+++ Data +++
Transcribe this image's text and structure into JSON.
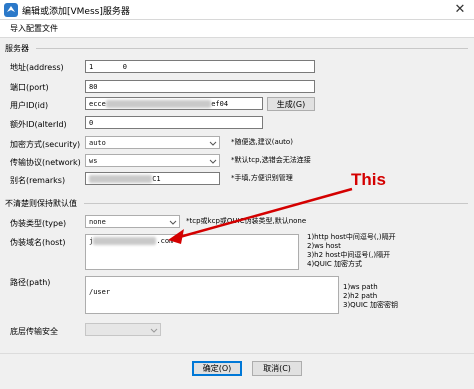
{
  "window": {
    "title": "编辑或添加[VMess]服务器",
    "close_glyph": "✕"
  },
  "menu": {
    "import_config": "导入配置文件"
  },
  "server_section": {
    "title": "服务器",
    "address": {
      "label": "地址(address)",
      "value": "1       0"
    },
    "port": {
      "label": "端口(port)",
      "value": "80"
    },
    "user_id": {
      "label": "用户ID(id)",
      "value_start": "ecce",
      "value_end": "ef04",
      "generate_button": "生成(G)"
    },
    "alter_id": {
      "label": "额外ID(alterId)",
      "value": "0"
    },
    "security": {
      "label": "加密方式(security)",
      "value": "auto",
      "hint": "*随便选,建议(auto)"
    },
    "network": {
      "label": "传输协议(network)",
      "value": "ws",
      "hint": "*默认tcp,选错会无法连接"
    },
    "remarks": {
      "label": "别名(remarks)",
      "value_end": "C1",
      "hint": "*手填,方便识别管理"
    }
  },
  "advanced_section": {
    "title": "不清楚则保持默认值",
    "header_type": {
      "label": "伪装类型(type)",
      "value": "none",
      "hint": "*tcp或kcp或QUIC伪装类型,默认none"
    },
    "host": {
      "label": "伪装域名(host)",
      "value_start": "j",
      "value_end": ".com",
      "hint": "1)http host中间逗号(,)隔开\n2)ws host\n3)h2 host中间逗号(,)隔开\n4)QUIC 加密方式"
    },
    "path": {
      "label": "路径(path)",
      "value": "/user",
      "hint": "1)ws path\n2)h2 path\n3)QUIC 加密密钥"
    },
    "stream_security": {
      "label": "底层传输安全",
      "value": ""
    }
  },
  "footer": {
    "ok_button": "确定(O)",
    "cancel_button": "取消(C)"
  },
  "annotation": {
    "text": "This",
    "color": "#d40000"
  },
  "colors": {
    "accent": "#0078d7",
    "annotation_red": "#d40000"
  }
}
+++
Given problem: Your copy should match the records word for word, with the pictures removed.

Finished task:
Transcribe this image's text and structure into JSON.
{
  "window": {
    "title": "编辑或添加[VMess]服务器",
    "close_glyph": "✕"
  },
  "menu": {
    "import_config": "导入配置文件"
  },
  "server_section": {
    "title": "服务器",
    "address": {
      "label": "地址(address)",
      "value": "1       0"
    },
    "port": {
      "label": "端口(port)",
      "value": "80"
    },
    "user_id": {
      "label": "用户ID(id)",
      "value_start": "ecce",
      "value_end": "ef04",
      "generate_button": "生成(G)"
    },
    "alter_id": {
      "label": "额外ID(alterId)",
      "value": "0"
    },
    "security": {
      "label": "加密方式(security)",
      "value": "auto",
      "hint": "*随便选,建议(auto)"
    },
    "network": {
      "label": "传输协议(network)",
      "value": "ws",
      "hint": "*默认tcp,选错会无法连接"
    },
    "remarks": {
      "label": "别名(remarks)",
      "value_end": "C1",
      "hint": "*手填,方便识别管理"
    }
  },
  "advanced_section": {
    "title": "不清楚则保持默认值",
    "header_type": {
      "label": "伪装类型(type)",
      "value": "none",
      "hint": "*tcp或kcp或QUIC伪装类型,默认none"
    },
    "host": {
      "label": "伪装域名(host)",
      "value_start": "j",
      "value_end": ".com",
      "hint": "1)http host中间逗号(,)隔开\n2)ws host\n3)h2 host中间逗号(,)隔开\n4)QUIC 加密方式"
    },
    "path": {
      "label": "路径(path)",
      "value": "/user",
      "hint": "1)ws path\n2)h2 path\n3)QUIC 加密密钥"
    },
    "stream_security": {
      "label": "底层传输安全",
      "value": ""
    }
  },
  "footer": {
    "ok_button": "确定(O)",
    "cancel_button": "取消(C)"
  },
  "annotation": {
    "text": "This",
    "color": "#d40000"
  },
  "colors": {
    "accent": "#0078d7",
    "annotation_red": "#d40000"
  }
}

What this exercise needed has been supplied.